■ WHAT IS EXPECTED: In the entries below, count the lines holding "text". Reply with the number only.

■ RECORDED DATA:
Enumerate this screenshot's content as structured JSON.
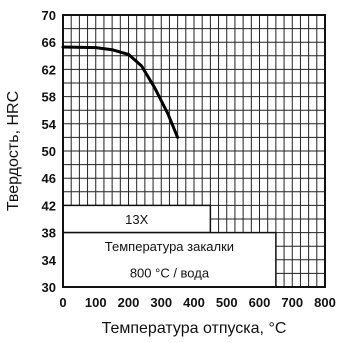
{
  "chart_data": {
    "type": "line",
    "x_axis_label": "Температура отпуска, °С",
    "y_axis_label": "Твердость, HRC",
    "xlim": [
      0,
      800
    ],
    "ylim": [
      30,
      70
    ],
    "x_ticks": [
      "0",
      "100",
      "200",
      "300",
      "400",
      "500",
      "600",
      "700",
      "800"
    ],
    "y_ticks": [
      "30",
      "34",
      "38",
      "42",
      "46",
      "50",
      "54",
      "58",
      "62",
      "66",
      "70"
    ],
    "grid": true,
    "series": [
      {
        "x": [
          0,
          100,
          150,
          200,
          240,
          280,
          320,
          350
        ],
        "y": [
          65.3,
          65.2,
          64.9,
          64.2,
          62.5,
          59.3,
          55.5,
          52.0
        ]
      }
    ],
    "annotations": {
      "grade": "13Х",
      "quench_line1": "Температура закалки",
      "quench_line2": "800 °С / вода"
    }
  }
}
--
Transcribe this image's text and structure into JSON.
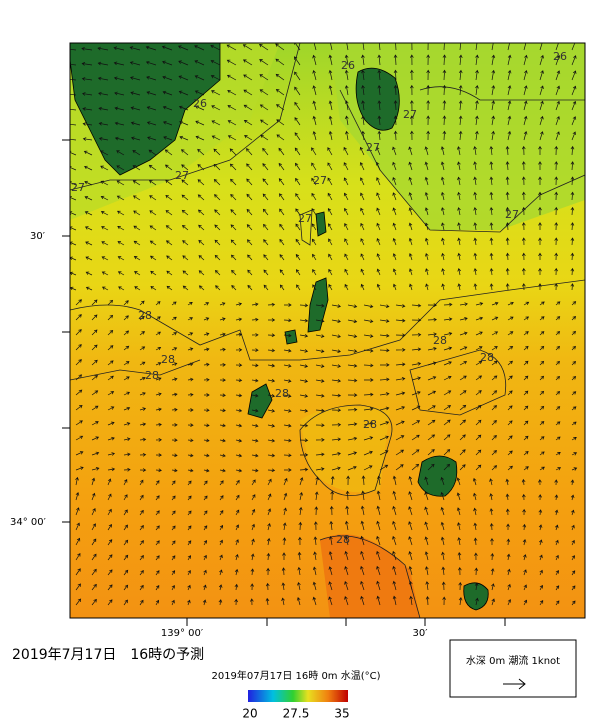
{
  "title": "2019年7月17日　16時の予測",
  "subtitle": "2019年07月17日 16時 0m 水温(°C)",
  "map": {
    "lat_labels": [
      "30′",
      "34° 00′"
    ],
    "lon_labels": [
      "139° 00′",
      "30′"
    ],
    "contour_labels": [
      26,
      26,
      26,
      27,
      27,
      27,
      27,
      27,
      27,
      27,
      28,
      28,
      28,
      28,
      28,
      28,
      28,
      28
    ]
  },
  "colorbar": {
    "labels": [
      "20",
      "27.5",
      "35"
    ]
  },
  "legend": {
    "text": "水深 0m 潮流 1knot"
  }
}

■ SOLUTION TO THE EXERCISE: 2